◆ Challenge ◆
What lines of the data include the string "confirmed"? Copy them all.

◆ Records for this exercise ◆
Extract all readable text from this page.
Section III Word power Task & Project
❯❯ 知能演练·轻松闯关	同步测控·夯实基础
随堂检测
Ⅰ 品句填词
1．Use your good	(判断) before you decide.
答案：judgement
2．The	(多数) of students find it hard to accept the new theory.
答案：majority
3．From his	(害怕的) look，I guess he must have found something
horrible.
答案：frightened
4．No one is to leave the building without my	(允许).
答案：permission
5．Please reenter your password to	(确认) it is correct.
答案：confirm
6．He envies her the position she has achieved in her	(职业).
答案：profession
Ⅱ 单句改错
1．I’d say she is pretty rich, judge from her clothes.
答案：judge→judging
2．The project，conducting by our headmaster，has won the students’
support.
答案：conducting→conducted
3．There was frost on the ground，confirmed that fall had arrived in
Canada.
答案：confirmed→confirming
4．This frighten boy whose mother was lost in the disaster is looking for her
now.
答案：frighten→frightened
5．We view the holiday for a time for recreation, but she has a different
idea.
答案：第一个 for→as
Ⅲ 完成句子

◆ Full answer ◆
3．There was frost on the ground，confirmed that fall had arrived in
答案：confirmed→confirming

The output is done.